● **Source records**

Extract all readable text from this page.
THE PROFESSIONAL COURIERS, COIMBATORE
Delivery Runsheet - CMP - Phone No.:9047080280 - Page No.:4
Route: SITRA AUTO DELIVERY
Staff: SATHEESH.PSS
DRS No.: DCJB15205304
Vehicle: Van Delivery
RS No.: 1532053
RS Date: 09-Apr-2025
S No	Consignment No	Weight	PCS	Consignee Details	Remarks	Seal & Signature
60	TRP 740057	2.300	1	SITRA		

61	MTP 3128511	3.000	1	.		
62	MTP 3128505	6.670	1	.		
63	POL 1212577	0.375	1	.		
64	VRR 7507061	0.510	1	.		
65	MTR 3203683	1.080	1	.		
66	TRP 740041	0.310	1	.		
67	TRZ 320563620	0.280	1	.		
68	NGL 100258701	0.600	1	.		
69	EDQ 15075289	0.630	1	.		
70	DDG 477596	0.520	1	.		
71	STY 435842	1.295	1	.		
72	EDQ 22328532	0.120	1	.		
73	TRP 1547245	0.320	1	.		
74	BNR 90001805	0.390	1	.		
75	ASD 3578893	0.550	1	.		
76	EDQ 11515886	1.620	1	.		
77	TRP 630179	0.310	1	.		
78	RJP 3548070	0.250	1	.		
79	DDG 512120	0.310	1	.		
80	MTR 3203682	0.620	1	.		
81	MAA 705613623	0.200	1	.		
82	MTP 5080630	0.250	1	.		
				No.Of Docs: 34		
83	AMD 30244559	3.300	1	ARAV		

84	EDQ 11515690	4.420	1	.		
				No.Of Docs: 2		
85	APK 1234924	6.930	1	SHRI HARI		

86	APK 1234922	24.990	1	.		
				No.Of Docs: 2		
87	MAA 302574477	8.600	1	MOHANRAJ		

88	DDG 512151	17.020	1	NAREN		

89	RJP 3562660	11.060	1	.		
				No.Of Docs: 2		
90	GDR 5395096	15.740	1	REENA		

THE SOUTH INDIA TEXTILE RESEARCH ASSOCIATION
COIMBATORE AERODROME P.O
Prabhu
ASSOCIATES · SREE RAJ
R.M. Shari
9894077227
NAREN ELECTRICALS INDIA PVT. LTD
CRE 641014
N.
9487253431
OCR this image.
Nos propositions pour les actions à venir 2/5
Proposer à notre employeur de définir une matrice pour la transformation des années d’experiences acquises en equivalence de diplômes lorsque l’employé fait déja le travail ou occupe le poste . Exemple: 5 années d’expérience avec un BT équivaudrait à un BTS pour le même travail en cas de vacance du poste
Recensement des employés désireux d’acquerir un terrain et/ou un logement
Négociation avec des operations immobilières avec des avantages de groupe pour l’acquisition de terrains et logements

● **Given exercise**
Locate "OCR this image." in the data above. Then repeat, exactly, its line and each line after it through the last, adding nothing.

● **Exercise solution**
OCR this image.
Nos propositions pour les actions à venir 2/5
Proposer à notre employeur de définir une matrice pour la transformation des années d’experiences acquises en equivalence de diplômes lorsque l’employé fait déja le travail ou occupe le poste . Exemple: 5 années d’expérience avec un BT équivaudrait à un BTS pour le même travail en cas de vacance du poste
Recensement des employés désireux d’acquerir un terrain et/ou un logement
Négociation avec des operations immobilières avec des avantages de groupe pour l’acquisition de terrains et logements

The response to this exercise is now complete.